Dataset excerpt
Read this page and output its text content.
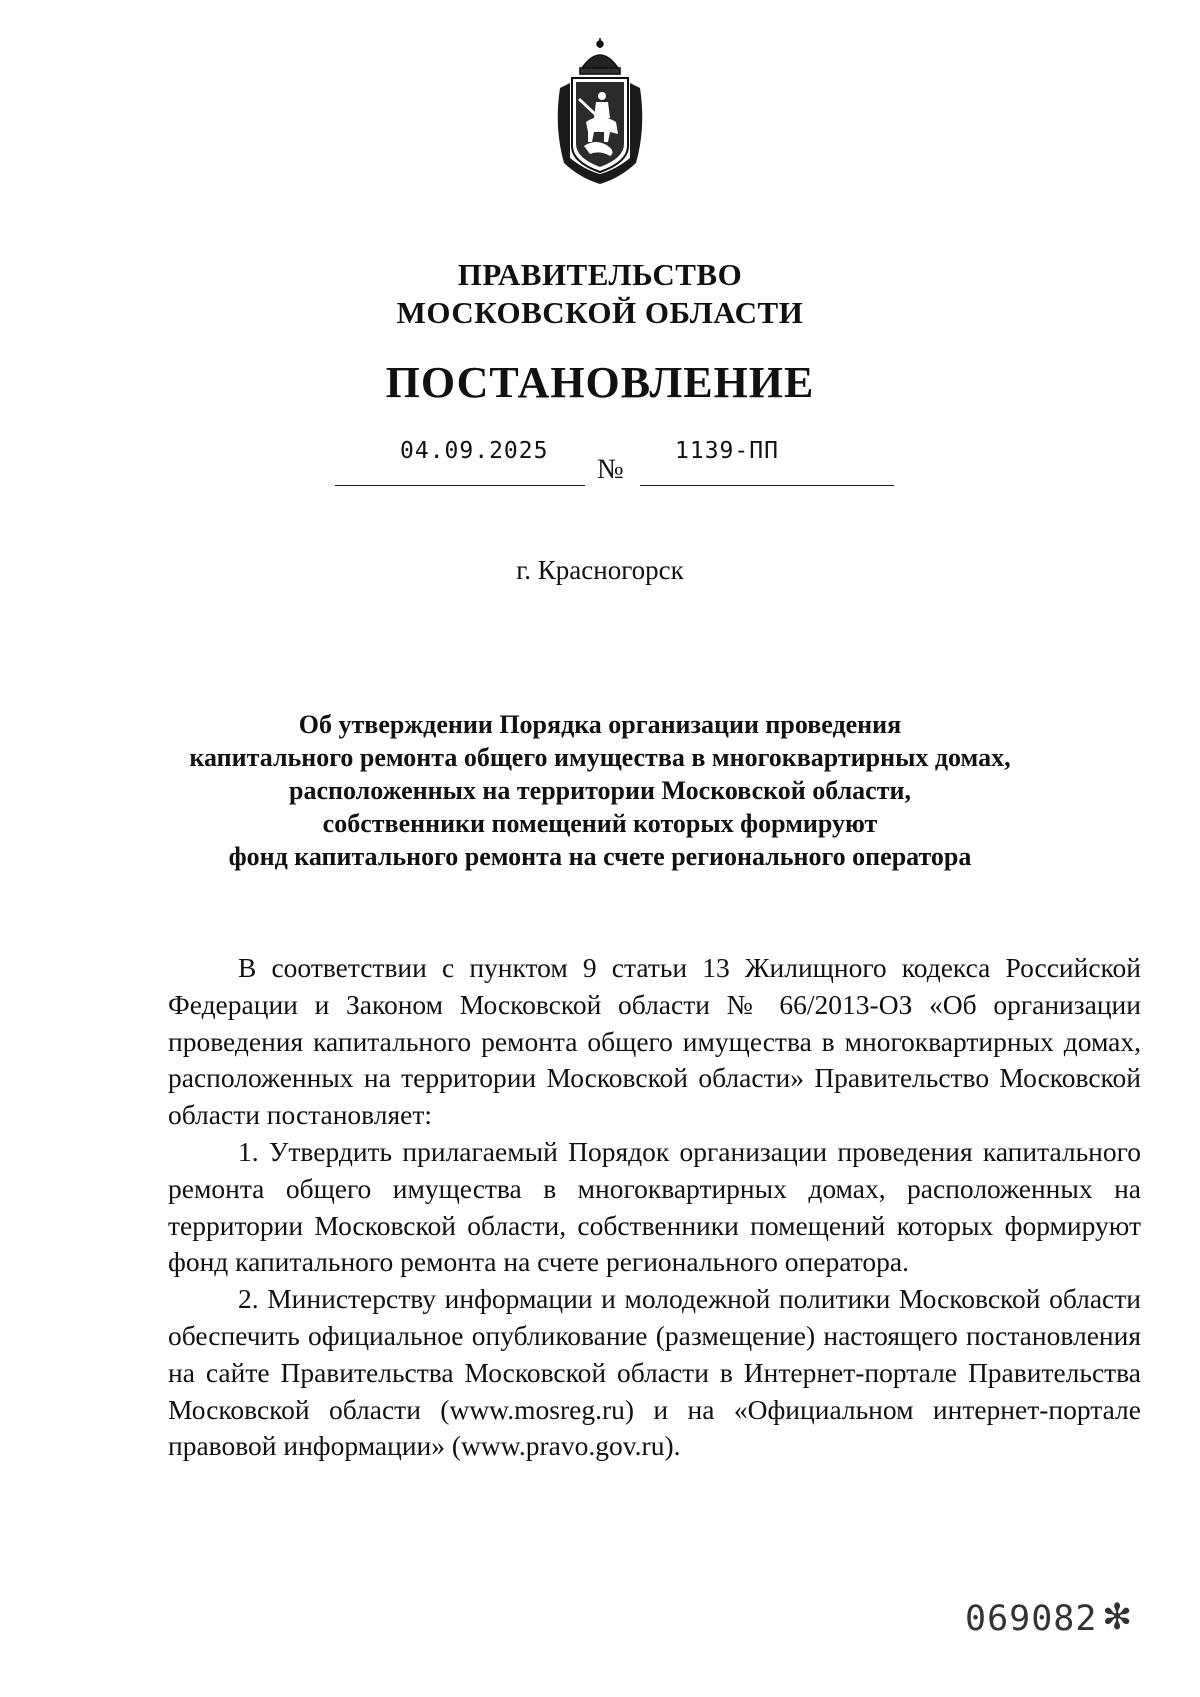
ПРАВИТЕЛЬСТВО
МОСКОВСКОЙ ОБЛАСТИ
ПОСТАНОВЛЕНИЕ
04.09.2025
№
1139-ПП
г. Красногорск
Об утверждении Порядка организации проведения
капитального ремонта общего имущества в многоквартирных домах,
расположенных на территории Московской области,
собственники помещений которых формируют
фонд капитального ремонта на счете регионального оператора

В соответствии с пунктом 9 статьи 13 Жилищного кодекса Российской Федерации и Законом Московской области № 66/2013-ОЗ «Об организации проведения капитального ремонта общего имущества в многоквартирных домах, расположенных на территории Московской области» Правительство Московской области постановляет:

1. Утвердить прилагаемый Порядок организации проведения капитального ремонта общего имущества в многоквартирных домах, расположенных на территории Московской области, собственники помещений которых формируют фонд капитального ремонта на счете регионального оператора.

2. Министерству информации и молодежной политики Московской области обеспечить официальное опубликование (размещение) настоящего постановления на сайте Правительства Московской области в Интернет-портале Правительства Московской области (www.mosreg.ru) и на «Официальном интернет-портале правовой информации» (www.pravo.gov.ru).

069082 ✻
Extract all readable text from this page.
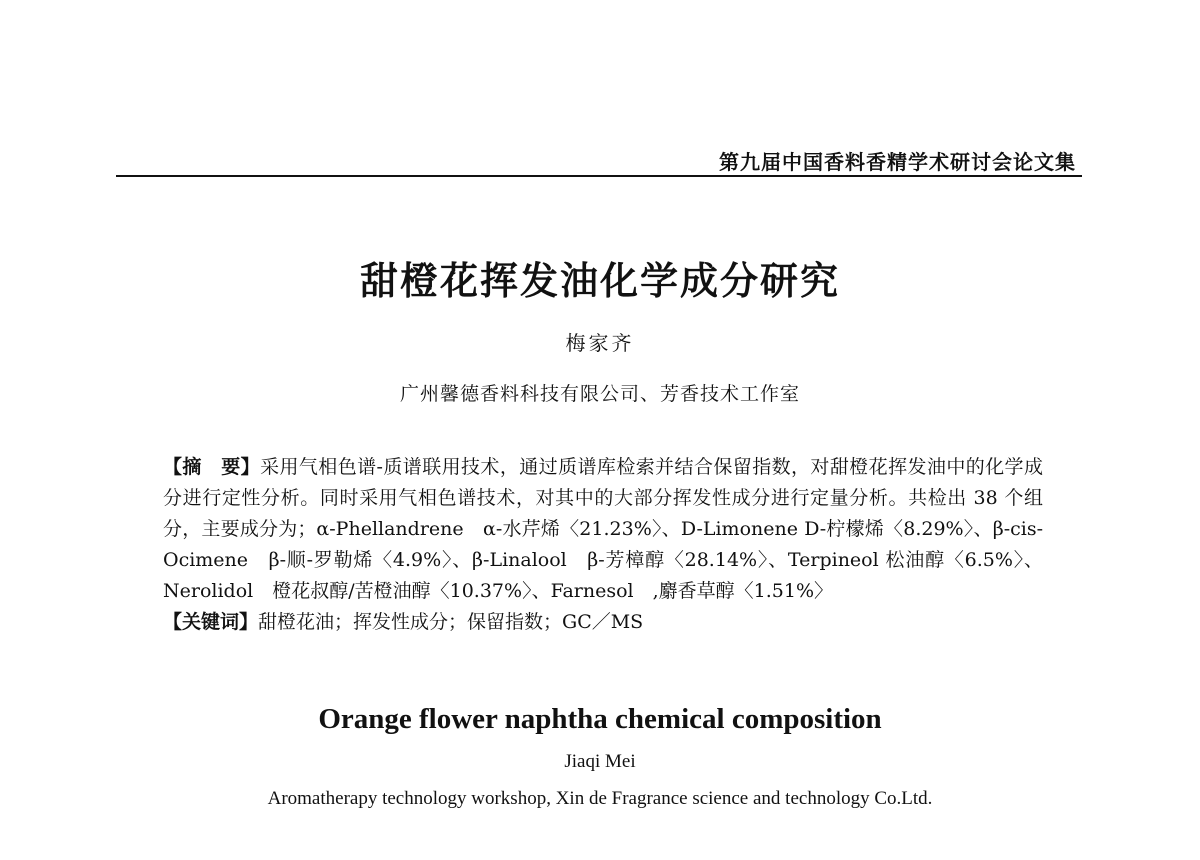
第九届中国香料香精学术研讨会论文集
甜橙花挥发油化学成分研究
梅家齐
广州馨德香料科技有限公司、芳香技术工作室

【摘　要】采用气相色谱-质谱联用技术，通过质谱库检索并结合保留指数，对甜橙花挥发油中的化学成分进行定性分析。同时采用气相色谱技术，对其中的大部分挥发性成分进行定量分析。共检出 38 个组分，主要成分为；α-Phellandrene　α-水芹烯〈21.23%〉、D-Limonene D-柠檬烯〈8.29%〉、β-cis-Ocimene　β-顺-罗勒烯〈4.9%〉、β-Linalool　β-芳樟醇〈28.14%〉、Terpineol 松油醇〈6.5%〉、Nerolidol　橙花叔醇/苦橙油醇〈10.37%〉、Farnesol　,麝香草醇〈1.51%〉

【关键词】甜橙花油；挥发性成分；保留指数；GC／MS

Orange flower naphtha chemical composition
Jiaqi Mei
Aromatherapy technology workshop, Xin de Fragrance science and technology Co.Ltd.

WORK TO COMPLETE
All the records need to be repeated exactly, with the images dropped.

TASK RESPONSE
Read this page and output its text content.
ПРАВИТЕЛЬСТВО
МОСКОВСКОЙ ОБЛАСТИ
ПОСТАНОВЛЕНИЕ
04.09.2025
№
1139-ПП
г. Красногорск
Об утверждении Порядка организации проведения
капитального ремонта общего имущества в многоквартирных домах,
расположенных на территории Московской области,
собственники помещений которых формируют
фонд капитального ремонта на счете регионального оператора

В соответствии с пунктом 9 статьи 13 Жилищного кодекса Российской Федерации и Законом Московской области № 66/2013-ОЗ «Об организации проведения капитального ремонта общего имущества в многоквартирных домах, расположенных на территории Московской области» Правительство Московской области постановляет:

1. Утвердить прилагаемый Порядок организации проведения капитального ремонта общего имущества в многоквартирных домах, расположенных на территории Московской области, собственники помещений которых формируют фонд капитального ремонта на счете регионального оператора.

2. Министерству информации и молодежной политики Московской области обеспечить официальное опубликование (размещение) настоящего постановления на сайте Правительства Московской области в Интернет-портале Правительства Московской области (www.mosreg.ru) и на «Официальном интернет-портале правовой информации» (www.pravo.gov.ru).

069082 ✻
Extract all readable text from this page.
第九届中国香料香精学术研讨会论文集
甜橙花挥发油化学成分研究
梅家齐
广州馨德香料科技有限公司、芳香技术工作室

【摘　要】采用气相色谱-质谱联用技术，通过质谱库检索并结合保留指数，对甜橙花挥发油中的化学成分进行定性分析。同时采用气相色谱技术，对其中的大部分挥发性成分进行定量分析。共检出 38 个组分，主要成分为；α-Phellandrene　α-水芹烯〈21.23%〉、D-Limonene D-柠檬烯〈8.29%〉、β-cis-Ocimene　β-顺-罗勒烯〈4.9%〉、β-Linalool　β-芳樟醇〈28.14%〉、Terpineol 松油醇〈6.5%〉、Nerolidol　橙花叔醇/苦橙油醇〈10.37%〉、Farnesol　,麝香草醇〈1.51%〉

【关键词】甜橙花油；挥发性成分；保留指数；GC／MS

Orange flower naphtha chemical composition
Jiaqi Mei
Aromatherapy technology workshop, Xin de Fragrance science and technology Co.Ltd.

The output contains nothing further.